>> begin WORKING DATA
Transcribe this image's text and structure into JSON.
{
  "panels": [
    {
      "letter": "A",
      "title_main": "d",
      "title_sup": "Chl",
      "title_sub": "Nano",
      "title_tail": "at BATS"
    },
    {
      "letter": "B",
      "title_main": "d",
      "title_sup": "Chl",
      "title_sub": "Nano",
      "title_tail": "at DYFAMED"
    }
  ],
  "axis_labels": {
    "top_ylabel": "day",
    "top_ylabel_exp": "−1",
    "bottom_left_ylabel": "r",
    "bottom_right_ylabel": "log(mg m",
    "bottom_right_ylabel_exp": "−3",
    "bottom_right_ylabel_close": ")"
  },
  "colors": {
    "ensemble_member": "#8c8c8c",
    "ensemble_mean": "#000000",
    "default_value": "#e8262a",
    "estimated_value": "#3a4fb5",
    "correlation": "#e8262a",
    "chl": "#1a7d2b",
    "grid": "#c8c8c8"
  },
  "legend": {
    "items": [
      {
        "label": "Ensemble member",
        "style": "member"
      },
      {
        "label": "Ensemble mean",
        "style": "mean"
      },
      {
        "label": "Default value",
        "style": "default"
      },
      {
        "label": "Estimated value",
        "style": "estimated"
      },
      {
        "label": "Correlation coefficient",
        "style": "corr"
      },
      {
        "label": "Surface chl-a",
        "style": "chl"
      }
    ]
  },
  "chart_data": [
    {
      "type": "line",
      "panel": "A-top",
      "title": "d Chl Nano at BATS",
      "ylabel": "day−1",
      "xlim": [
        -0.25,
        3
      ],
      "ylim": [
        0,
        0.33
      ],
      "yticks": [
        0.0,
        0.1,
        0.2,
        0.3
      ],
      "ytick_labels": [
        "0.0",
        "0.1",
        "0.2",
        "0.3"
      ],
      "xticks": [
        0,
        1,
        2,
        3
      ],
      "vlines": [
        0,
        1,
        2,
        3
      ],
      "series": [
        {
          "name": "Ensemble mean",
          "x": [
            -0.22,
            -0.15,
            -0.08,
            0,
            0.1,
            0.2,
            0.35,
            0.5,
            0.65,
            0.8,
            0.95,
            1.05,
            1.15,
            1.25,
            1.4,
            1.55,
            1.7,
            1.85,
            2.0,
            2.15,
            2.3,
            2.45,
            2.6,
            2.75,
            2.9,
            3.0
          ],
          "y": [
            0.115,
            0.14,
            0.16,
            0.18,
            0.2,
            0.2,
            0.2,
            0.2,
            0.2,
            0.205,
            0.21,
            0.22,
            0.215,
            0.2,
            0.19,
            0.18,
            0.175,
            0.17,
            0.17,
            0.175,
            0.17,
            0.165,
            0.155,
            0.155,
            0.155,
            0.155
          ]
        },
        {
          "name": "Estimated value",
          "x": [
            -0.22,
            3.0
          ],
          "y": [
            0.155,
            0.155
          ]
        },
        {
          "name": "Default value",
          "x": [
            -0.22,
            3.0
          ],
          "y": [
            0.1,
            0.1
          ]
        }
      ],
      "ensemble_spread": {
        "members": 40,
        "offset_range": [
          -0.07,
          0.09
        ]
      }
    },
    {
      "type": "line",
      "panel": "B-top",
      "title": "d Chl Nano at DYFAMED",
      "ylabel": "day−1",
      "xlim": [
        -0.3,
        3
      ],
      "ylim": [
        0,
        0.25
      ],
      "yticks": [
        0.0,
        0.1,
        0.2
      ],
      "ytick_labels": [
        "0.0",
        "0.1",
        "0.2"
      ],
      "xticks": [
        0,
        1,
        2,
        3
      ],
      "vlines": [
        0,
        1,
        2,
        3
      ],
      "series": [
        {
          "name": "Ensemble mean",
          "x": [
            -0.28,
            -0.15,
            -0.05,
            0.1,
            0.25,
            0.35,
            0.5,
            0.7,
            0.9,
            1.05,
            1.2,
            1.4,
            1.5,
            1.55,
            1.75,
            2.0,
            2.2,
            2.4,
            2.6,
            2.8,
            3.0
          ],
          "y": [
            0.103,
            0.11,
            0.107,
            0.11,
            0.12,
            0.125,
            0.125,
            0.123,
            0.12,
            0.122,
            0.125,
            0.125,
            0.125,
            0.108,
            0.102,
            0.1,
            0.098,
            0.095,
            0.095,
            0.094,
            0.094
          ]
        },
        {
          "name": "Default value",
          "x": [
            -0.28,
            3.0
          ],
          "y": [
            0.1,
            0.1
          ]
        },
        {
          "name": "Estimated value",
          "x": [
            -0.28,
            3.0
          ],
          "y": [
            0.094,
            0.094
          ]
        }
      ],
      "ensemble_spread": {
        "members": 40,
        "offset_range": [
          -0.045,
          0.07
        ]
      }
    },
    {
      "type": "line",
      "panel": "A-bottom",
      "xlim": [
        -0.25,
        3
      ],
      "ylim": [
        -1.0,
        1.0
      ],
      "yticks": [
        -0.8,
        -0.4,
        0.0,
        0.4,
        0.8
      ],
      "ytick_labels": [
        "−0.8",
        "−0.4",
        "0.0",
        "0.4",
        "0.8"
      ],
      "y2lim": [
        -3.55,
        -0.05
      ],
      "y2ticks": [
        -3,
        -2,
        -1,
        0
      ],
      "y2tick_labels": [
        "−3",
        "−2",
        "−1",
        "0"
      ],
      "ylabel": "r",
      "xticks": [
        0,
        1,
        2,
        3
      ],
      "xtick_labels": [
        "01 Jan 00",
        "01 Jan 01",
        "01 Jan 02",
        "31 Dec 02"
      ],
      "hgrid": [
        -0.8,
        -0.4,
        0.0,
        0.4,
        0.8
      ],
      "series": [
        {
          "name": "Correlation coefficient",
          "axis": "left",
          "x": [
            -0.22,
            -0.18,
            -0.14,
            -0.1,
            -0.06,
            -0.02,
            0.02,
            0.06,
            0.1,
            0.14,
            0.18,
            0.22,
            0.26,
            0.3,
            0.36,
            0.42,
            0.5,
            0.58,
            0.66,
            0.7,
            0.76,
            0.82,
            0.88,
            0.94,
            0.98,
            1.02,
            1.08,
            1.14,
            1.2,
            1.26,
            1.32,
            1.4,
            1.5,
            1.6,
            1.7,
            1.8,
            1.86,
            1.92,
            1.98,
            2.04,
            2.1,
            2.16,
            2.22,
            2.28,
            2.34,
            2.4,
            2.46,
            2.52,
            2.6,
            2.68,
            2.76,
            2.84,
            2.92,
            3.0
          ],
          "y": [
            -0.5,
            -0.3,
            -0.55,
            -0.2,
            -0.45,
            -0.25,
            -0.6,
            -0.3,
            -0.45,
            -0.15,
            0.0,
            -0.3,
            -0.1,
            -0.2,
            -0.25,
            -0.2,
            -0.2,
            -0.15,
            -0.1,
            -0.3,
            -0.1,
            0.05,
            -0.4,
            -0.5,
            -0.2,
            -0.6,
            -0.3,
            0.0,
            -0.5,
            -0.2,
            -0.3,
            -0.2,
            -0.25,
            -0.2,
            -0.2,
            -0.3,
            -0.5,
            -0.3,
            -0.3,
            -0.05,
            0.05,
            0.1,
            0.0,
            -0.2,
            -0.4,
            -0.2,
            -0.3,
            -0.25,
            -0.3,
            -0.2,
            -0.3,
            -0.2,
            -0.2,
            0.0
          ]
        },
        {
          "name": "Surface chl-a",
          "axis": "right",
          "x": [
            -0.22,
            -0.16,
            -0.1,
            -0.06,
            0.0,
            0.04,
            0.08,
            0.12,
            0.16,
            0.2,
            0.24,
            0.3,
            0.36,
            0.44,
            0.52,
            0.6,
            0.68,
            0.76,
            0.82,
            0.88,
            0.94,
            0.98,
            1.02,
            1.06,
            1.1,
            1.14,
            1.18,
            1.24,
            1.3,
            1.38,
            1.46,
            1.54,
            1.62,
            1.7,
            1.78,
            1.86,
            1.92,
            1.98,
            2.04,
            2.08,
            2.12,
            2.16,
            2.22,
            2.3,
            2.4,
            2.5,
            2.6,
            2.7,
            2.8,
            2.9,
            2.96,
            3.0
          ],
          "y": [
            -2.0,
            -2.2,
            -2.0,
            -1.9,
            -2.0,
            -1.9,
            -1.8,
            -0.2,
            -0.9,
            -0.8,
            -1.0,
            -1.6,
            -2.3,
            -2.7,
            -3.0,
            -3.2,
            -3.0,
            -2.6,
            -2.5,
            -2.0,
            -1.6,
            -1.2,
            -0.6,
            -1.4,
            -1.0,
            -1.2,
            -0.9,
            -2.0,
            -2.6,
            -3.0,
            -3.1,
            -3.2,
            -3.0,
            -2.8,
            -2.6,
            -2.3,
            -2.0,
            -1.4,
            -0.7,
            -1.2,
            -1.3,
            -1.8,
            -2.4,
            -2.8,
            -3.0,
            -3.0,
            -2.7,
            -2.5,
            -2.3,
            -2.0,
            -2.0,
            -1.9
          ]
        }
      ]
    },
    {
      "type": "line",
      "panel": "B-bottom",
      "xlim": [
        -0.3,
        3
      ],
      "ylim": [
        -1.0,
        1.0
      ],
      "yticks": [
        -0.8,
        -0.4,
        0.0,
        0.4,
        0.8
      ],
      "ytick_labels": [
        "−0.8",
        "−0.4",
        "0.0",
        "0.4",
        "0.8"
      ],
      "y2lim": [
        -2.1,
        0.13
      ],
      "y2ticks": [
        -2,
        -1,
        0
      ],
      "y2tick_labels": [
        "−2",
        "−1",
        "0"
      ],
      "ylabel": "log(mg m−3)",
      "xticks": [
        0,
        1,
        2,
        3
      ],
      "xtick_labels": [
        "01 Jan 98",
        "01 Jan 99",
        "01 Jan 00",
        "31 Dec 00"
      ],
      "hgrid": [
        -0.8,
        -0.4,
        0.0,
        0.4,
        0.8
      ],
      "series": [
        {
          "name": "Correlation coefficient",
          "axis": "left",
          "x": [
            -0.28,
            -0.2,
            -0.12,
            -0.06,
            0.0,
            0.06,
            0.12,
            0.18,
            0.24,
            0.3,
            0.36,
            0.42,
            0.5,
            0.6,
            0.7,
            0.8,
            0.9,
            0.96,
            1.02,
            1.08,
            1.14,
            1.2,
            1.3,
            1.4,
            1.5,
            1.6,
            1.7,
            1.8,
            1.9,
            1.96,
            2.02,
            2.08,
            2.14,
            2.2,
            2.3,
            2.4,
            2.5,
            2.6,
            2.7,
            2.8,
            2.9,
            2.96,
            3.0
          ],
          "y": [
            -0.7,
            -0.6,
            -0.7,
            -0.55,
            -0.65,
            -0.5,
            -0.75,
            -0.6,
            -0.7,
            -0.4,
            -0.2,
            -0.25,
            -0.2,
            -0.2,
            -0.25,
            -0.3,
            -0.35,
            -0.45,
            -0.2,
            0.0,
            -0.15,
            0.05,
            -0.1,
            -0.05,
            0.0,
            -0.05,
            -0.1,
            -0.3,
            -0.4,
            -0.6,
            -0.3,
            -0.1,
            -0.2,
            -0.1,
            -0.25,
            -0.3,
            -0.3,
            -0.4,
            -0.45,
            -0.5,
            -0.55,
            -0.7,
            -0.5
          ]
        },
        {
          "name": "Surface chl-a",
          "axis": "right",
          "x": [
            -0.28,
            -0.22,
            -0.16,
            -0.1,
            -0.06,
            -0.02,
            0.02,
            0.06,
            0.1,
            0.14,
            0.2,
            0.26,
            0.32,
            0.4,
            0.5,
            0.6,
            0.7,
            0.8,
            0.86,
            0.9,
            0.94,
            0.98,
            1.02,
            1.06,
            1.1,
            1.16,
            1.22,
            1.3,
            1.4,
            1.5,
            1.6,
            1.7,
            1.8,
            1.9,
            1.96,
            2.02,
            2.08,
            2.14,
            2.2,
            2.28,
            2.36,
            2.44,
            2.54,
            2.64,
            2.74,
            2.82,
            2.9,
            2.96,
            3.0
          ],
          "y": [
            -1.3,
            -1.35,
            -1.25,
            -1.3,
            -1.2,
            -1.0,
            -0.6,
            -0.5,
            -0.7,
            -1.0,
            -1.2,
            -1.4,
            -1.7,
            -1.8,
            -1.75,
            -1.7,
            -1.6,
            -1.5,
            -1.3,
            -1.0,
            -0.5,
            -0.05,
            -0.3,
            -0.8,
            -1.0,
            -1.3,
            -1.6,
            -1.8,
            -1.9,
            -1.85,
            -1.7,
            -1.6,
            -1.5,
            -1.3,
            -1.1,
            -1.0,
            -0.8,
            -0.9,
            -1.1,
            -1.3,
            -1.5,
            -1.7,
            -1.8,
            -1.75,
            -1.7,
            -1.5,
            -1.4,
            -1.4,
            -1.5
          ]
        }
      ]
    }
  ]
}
>> end WORKING DATA
EXERCISE INSTRUCTIONS -> Return all lines of the material above in which the word "BATS" occurs.

THE RESULT ->
      "title_tail": "at BATS"
      "title": "d Chl Nano at BATS",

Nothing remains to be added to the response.